[Element location data]
=-=-=-=-=

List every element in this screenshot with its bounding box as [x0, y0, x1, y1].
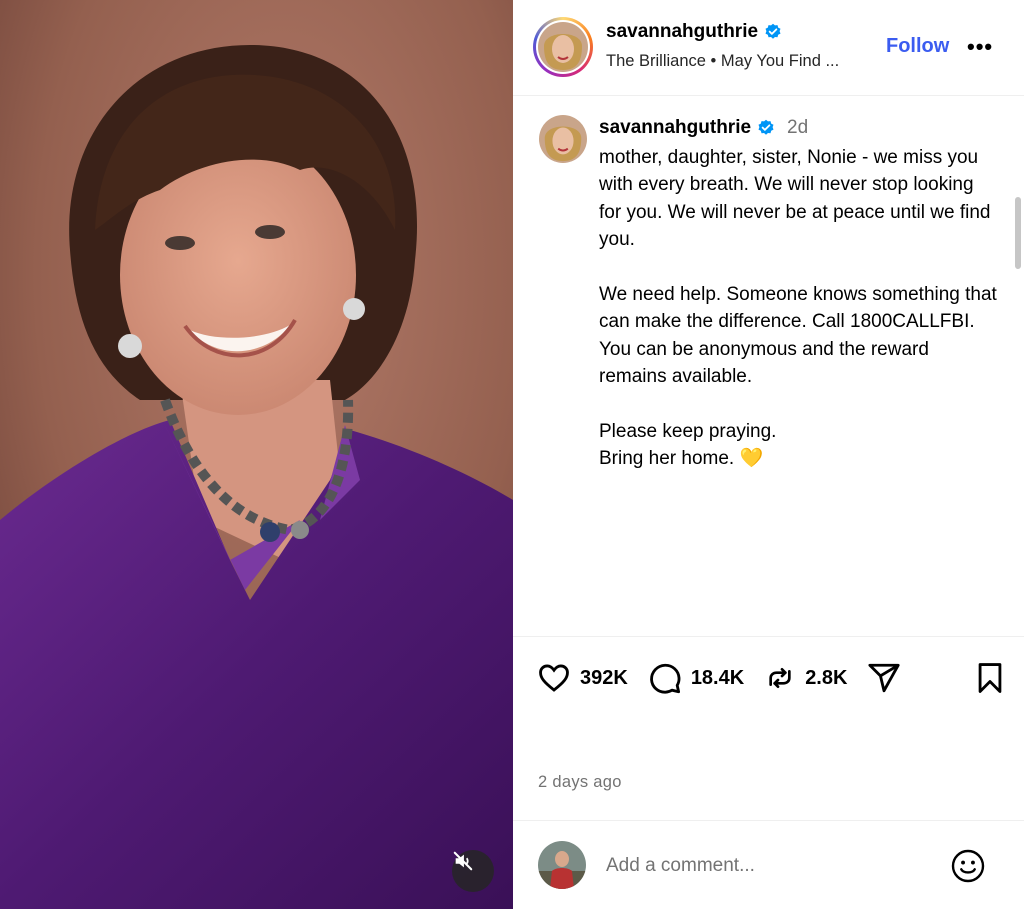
more-options-button[interactable]: ••• — [967, 34, 993, 60]
verified-badge-icon — [765, 23, 781, 39]
caption-paragraph: mother, daughter, sister, Nonie - we mis… — [599, 147, 991, 251]
caption-paragraph: We need help. Someone knows something th… — [599, 284, 997, 388]
like-count[interactable]: 392K — [580, 667, 628, 690]
story-avatar[interactable] — [533, 17, 593, 77]
header-username-row: savannahguthrie — [606, 21, 782, 43]
repost-count[interactable]: 2.8K — [805, 667, 847, 690]
post-media[interactable] — [0, 0, 513, 909]
post-time[interactable]: 2d — [787, 117, 808, 139]
scrollbar[interactable] — [1015, 197, 1021, 269]
paper-plane-icon — [868, 663, 901, 693]
post-date[interactable]: 2 days ago — [538, 773, 622, 792]
save-button[interactable] — [973, 660, 1007, 701]
mute-button[interactable] — [452, 850, 494, 892]
heart-icon — [539, 664, 569, 692]
header-username[interactable]: savannahguthrie — [606, 21, 758, 43]
emoji-button[interactable] — [950, 848, 986, 889]
emoji-icon — [951, 849, 985, 883]
follow-button[interactable]: Follow — [886, 35, 949, 58]
post-photo — [0, 0, 513, 909]
add-comment-row — [513, 820, 1024, 909]
bookmark-icon — [978, 663, 1002, 693]
post-details-panel: savannahguthrie The Brilliance • May You… — [513, 0, 1024, 909]
avatar — [538, 22, 588, 72]
caption-username-row: savannahguthrie 2d — [599, 117, 808, 139]
like-button[interactable]: 392K — [537, 661, 628, 695]
caption-text: mother, daughter, sister, Nonie - we mis… — [599, 144, 999, 473]
repost-button[interactable]: 2.8K — [764, 661, 847, 695]
verified-badge-icon — [758, 119, 774, 135]
speaker-muted-icon — [453, 851, 473, 871]
audio-line[interactable]: The Brilliance • May You Find ... — [606, 52, 839, 71]
action-bar: 392K 18.4K 2.8K — [537, 658, 1007, 698]
repost-icon — [769, 668, 791, 688]
viewer-avatar[interactable] — [538, 841, 586, 889]
comment-count[interactable]: 18.4K — [691, 667, 744, 690]
post-header: savannahguthrie The Brilliance • May You… — [513, 0, 1024, 96]
caption-area[interactable]: savannahguthrie 2d mother, daughter, sis… — [513, 97, 1024, 637]
comment-bubble-icon — [649, 663, 681, 694]
share-button[interactable] — [867, 661, 901, 695]
caption-username[interactable]: savannahguthrie — [599, 117, 751, 139]
caption-avatar[interactable] — [539, 115, 587, 163]
comment-input[interactable] — [606, 851, 926, 881]
comment-button[interactable]: 18.4K — [648, 661, 744, 695]
caption-paragraph: Bring her home. 💛 — [599, 448, 764, 470]
caption-paragraph: Please keep praying. — [599, 421, 777, 443]
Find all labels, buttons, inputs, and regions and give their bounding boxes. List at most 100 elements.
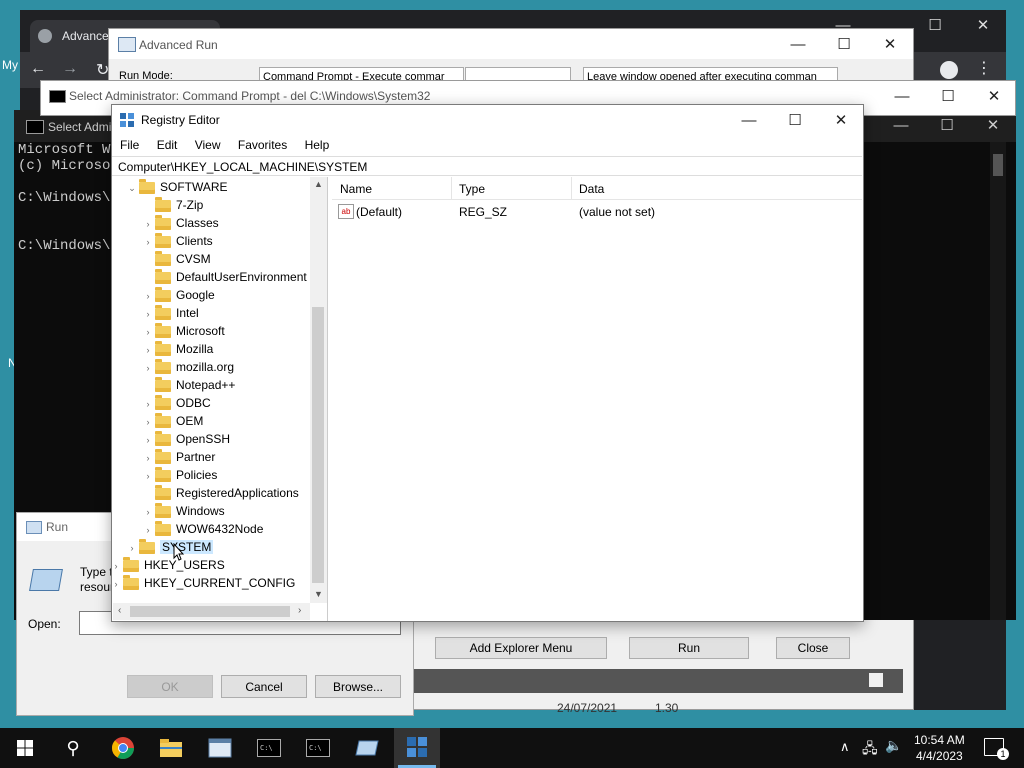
menu-edit[interactable]: Edit	[157, 138, 178, 152]
tree-item[interactable]: RegisteredApplications	[141, 484, 299, 502]
chevron-right-icon[interactable]: ›	[141, 413, 155, 431]
chevron-right-icon[interactable]: ›	[141, 215, 155, 233]
clock-time[interactable]: 10:54 AM	[914, 733, 965, 747]
tree-item[interactable]: › mozilla.org	[141, 358, 234, 376]
menu-file[interactable]: File	[120, 138, 139, 152]
menu-help[interactable]: Help	[305, 138, 330, 152]
chevron-right-icon[interactable]: ›	[113, 557, 123, 575]
tree-item[interactable]: › Clients	[141, 232, 213, 250]
scroll-thumb[interactable]	[130, 606, 290, 617]
tree-item-users[interactable]: › HKEY_USERS	[113, 556, 225, 574]
tree-item[interactable]: Notepad++	[141, 376, 235, 394]
clock-date[interactable]: 4/4/2023	[916, 749, 963, 763]
volume-icon[interactable]: 🔈	[885, 737, 902, 754]
tree-item[interactable]: › Mozilla	[141, 340, 213, 358]
table-row[interactable]: ab (Default) REG_SZ (value not set)	[332, 203, 732, 221]
column-divider[interactable]	[571, 177, 572, 199]
advanced-run-task-icon[interactable]	[205, 733, 235, 763]
tree-item[interactable]: › Policies	[141, 466, 217, 484]
registry-task-active[interactable]	[394, 728, 440, 768]
chevron-right-icon[interactable]: ›	[141, 287, 155, 305]
column-type[interactable]: Type	[459, 182, 485, 196]
chevron-right-icon[interactable]: ›	[141, 341, 155, 359]
chevron-up-icon[interactable]: ∧	[840, 739, 850, 755]
close-icon[interactable]: ✕	[818, 105, 864, 135]
run-task-icon[interactable]	[352, 733, 382, 763]
close-icon[interactable]: ✕	[867, 29, 913, 59]
cmd-scrollbar[interactable]	[990, 142, 1006, 620]
tree-item[interactable]: › Partner	[141, 448, 215, 466]
chevron-right-icon[interactable]: ›	[141, 467, 155, 485]
back-arrow-icon[interactable]: ←	[30, 60, 46, 78]
windows-start-icon[interactable]	[10, 733, 40, 763]
column-name[interactable]: Name	[340, 182, 372, 196]
cmd-task-icon[interactable]: C:\	[254, 733, 284, 763]
tree-item[interactable]: › Google	[141, 286, 215, 304]
minimize-icon[interactable]: —	[726, 105, 772, 135]
cmd-task-icon-2[interactable]: C:\	[303, 733, 333, 763]
tree-item-config[interactable]: › HKEY_CURRENT_CONFIG	[113, 574, 295, 592]
close-icon[interactable]: ✕	[971, 81, 1017, 111]
browse-button[interactable]: Browse...	[315, 675, 401, 698]
tree-item-system[interactable]: › SYSTEM	[125, 538, 214, 557]
tree-item[interactable]: › WOW6432Node	[141, 520, 263, 538]
cancel-button[interactable]: Cancel	[221, 675, 307, 698]
column-divider[interactable]	[451, 177, 452, 199]
maximize-icon[interactable]: ☐	[925, 81, 971, 111]
tree-item-software[interactable]: ⌄ SOFTWARE	[125, 178, 228, 196]
list-icon[interactable]	[869, 673, 883, 687]
chevron-right-icon[interactable]: ›	[141, 449, 155, 467]
ok-button[interactable]: OK	[127, 675, 213, 698]
chevron-right-icon[interactable]: ›	[113, 575, 123, 593]
tree-item[interactable]: CVSM	[141, 250, 211, 268]
search-icon[interactable]: ⚲	[58, 733, 88, 763]
tree-item[interactable]: › ODBC	[141, 394, 211, 412]
close-button[interactable]: Close	[776, 637, 850, 659]
close-icon[interactable]: ✕	[960, 10, 1006, 40]
tree-item[interactable]: › OEM	[141, 412, 203, 430]
menu-favorites[interactable]: Favorites	[238, 138, 287, 152]
chevron-right-icon[interactable]: ›	[141, 521, 155, 539]
maximize-icon[interactable]: ☐	[772, 105, 818, 135]
address-bar[interactable]: Computer\HKEY_LOCAL_MACHINE\SYSTEM	[112, 156, 862, 176]
tree-item[interactable]: › Classes	[141, 214, 219, 232]
scroll-down-icon[interactable]: ▼	[314, 589, 323, 599]
network-icon[interactable]: 🖧	[862, 738, 878, 762]
tree-item[interactable]: 7-Zip	[141, 196, 203, 214]
chevron-down-icon[interactable]: ⌄	[125, 179, 139, 197]
tree-horizontal-scrollbar[interactable]: ‹ ›	[113, 603, 310, 620]
chevron-right-icon[interactable]: ›	[141, 431, 155, 449]
maximize-icon[interactable]: ☐	[821, 29, 867, 59]
scroll-up-icon[interactable]: ▲	[314, 179, 323, 189]
file-explorer-icon[interactable]	[156, 733, 186, 763]
chevron-right-icon[interactable]: ›	[141, 359, 155, 377]
tree-item[interactable]: › Microsoft	[141, 322, 225, 340]
scroll-thumb[interactable]	[993, 154, 1003, 176]
profile-icon[interactable]	[940, 61, 958, 79]
scroll-right-icon[interactable]: ›	[298, 605, 301, 616]
column-data[interactable]: Data	[579, 182, 604, 196]
minimize-icon[interactable]: —	[775, 29, 821, 59]
minimize-icon[interactable]: —	[879, 81, 925, 111]
tree-item[interactable]: › Windows	[141, 502, 225, 520]
chevron-right-icon[interactable]: ›	[141, 395, 155, 413]
chevron-right-icon[interactable]: ›	[141, 233, 155, 251]
more-menu-icon[interactable]: ⋮	[976, 58, 992, 78]
chevron-right-icon[interactable]: ›	[141, 323, 155, 341]
maximize-icon[interactable]: ☐	[912, 10, 958, 40]
chrome-icon[interactable]	[108, 733, 138, 763]
tree-item[interactable]: › OpenSSH	[141, 430, 230, 448]
chevron-right-icon[interactable]: ›	[141, 305, 155, 323]
add-explorer-menu-button[interactable]: Add Explorer Menu	[435, 637, 607, 659]
desktop-icon-label[interactable]: My	[2, 58, 18, 72]
scroll-thumb[interactable]	[312, 307, 324, 583]
tree-item[interactable]: › Intel	[141, 304, 199, 322]
chevron-right-icon[interactable]: ›	[141, 503, 155, 521]
scroll-left-icon[interactable]: ‹	[118, 605, 121, 616]
menu-view[interactable]: View	[195, 138, 221, 152]
tree-item[interactable]: DefaultUserEnvironment	[141, 268, 307, 286]
forward-arrow-icon[interactable]: →	[62, 60, 78, 78]
chevron-right-icon[interactable]: ›	[125, 539, 139, 557]
run-button[interactable]: Run	[629, 637, 749, 659]
tree-vertical-scrollbar[interactable]: ▲ ▼	[310, 177, 327, 603]
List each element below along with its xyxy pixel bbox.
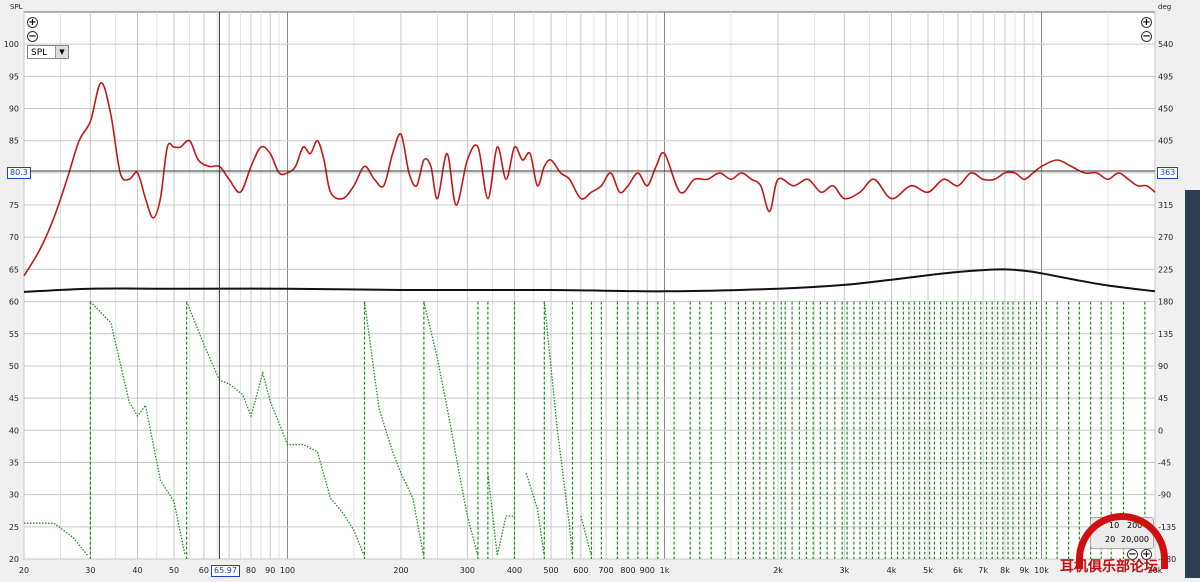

=-=-=-=-=

## Given task
Copy verbatim everything in the material above, from the line containing "138, 178, 152]" down to the line containing "606, 290, 617]", including both of those lines.

## Answer to the problem
menu-edit[interactable]: Edit	[157, 138, 178, 152]
tree-item[interactable]: RegisteredApplications	[141, 484, 299, 502]
chevron-right-icon[interactable]: ›	[141, 413, 155, 431]
chevron-right-icon[interactable]: ›	[141, 215, 155, 233]
clock-time[interactable]: 10:54 AM	[914, 733, 965, 747]
tree-item[interactable]: › mozilla.org	[141, 358, 234, 376]
menu-file[interactable]: File	[120, 138, 139, 152]
menu-help[interactable]: Help	[305, 138, 330, 152]
chevron-right-icon[interactable]: ›	[113, 557, 123, 575]
tree-item[interactable]: › Clients	[141, 232, 213, 250]
scroll-thumb[interactable]	[130, 606, 290, 617]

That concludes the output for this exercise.